STATED TASK |
What follows is a listing. Return every line of it exactly.

-- begin --

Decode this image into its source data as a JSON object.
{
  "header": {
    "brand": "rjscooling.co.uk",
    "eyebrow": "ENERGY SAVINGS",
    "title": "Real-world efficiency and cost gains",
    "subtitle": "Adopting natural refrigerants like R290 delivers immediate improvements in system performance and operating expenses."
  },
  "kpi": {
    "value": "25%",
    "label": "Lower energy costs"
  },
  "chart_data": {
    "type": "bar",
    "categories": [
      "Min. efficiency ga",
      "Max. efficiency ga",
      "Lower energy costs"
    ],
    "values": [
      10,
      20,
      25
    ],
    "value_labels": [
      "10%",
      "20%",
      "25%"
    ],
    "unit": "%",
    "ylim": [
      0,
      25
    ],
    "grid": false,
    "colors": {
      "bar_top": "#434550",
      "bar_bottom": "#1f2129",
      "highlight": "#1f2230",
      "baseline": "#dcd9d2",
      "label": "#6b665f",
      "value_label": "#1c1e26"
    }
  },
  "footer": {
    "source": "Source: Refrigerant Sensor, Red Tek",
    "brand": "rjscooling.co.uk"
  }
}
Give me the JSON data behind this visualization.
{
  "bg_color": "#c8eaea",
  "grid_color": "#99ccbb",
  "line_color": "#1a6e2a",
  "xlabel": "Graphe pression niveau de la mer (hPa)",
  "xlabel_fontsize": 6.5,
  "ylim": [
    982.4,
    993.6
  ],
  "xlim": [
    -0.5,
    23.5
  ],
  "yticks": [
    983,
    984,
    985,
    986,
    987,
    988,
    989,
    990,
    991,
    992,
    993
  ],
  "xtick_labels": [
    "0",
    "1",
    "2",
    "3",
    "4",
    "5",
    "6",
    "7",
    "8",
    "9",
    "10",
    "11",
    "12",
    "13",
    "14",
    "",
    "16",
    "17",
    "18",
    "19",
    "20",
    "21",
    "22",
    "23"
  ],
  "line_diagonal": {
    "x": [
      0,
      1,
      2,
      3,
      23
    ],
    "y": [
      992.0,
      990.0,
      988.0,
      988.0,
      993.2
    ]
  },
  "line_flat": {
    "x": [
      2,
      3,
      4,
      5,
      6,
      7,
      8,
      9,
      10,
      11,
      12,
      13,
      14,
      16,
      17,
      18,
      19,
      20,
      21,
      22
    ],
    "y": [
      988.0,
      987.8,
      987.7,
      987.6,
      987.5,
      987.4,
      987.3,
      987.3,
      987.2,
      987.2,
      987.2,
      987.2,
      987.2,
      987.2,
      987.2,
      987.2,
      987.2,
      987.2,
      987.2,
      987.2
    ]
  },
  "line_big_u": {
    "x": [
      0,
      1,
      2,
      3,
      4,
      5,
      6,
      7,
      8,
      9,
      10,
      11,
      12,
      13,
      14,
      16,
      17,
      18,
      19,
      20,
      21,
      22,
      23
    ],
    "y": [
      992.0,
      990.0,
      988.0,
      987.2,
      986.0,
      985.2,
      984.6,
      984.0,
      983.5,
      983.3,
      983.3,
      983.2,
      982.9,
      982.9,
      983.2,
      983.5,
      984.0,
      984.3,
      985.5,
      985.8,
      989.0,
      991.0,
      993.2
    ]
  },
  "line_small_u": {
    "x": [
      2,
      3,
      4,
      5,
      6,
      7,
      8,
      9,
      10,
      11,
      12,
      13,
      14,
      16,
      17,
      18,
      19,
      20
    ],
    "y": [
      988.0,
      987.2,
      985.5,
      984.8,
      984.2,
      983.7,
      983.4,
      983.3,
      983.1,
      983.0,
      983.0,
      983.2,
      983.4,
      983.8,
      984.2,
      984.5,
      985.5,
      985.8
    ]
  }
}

-- end --

THE ANSWER |
Decode this image into its source data as a JSON object.
{
  "header": {
    "brand": "rjscooling.co.uk",
    "eyebrow": "ENERGY SAVINGS",
    "title": "Real-world efficiency and cost gains",
    "subtitle": "Adopting natural refrigerants like R290 delivers immediate improvements in system performance and operating expenses."
  },
  "kpi": {
    "value": "25%",
    "label": "Lower energy costs"
  },
  "chart_data": {
    "type": "bar",
    "categories": [
      "Min. efficiency ga",
      "Max. efficiency ga",
      "Lower energy costs"
    ],
    "values": [
      10,
      20,
      25
    ],
    "value_labels": [
      "10%",
      "20%",
      "25%"
    ],
    "unit": "%",
    "ylim": [
      0,
      25
    ],
    "grid": false,
    "colors": {
      "bar_top": "#434550",
      "bar_bottom": "#1f2129",
      "highlight": "#1f2230",
      "baseline": "#dcd9d2",
      "label": "#6b665f",
      "value_label": "#1c1e26"
    }
  },
  "footer": {
    "source": "Source: Refrigerant Sensor, Red Tek",
    "brand": "rjscooling.co.uk"
  }
}
Give me the JSON data behind this visualization.
{
  "bg_color": "#c8eaea",
  "grid_color": "#99ccbb",
  "line_color": "#1a6e2a",
  "xlabel": "Graphe pression niveau de la mer (hPa)",
  "xlabel_fontsize": 6.5,
  "ylim": [
    982.4,
    993.6
  ],
  "xlim": [
    -0.5,
    23.5
  ],
  "yticks": [
    983,
    984,
    985,
    986,
    987,
    988,
    989,
    990,
    991,
    992,
    993
  ],
  "xtick_labels": [
    "0",
    "1",
    "2",
    "3",
    "4",
    "5",
    "6",
    "7",
    "8",
    "9",
    "10",
    "11",
    "12",
    "13",
    "14",
    "",
    "16",
    "17",
    "18",
    "19",
    "20",
    "21",
    "22",
    "23"
  ],
  "line_diagonal": {
    "x": [
      0,
      1,
      2,
      3,
      23
    ],
    "y": [
      992.0,
      990.0,
      988.0,
      988.0,
      993.2
    ]
  },
  "line_flat": {
    "x": [
      2,
      3,
      4,
      5,
      6,
      7,
      8,
      9,
      10,
      11,
      12,
      13,
      14,
      16,
      17,
      18,
      19,
      20,
      21,
      22
    ],
    "y": [
      988.0,
      987.8,
      987.7,
      987.6,
      987.5,
      987.4,
      987.3,
      987.3,
      987.2,
      987.2,
      987.2,
      987.2,
      987.2,
      987.2,
      987.2,
      987.2,
      987.2,
      987.2,
      987.2,
      987.2
    ]
  },
  "line_big_u": {
    "x": [
      0,
      1,
      2,
      3,
      4,
      5,
      6,
      7,
      8,
      9,
      10,
      11,
      12,
      13,
      14,
      16,
      17,
      18,
      19,
      20,
      21,
      22,
      23
    ],
    "y": [
      992.0,
      990.0,
      988.0,
      987.2,
      986.0,
      985.2,
      984.6,
      984.0,
      983.5,
      983.3,
      983.3,
      983.2,
      982.9,
      982.9,
      983.2,
      983.5,
      984.0,
      984.3,
      985.5,
      985.8,
      989.0,
      991.0,
      993.2
    ]
  },
  "line_small_u": {
    "x": [
      2,
      3,
      4,
      5,
      6,
      7,
      8,
      9,
      10,
      11,
      12,
      13,
      14,
      16,
      17,
      18,
      19,
      20
    ],
    "y": [
      988.0,
      987.2,
      985.5,
      984.8,
      984.2,
      983.7,
      983.4,
      983.3,
      983.1,
      983.0,
      983.0,
      983.2,
      983.4,
      983.8,
      984.2,
      984.5,
      985.5,
      985.8
    ]
  }
}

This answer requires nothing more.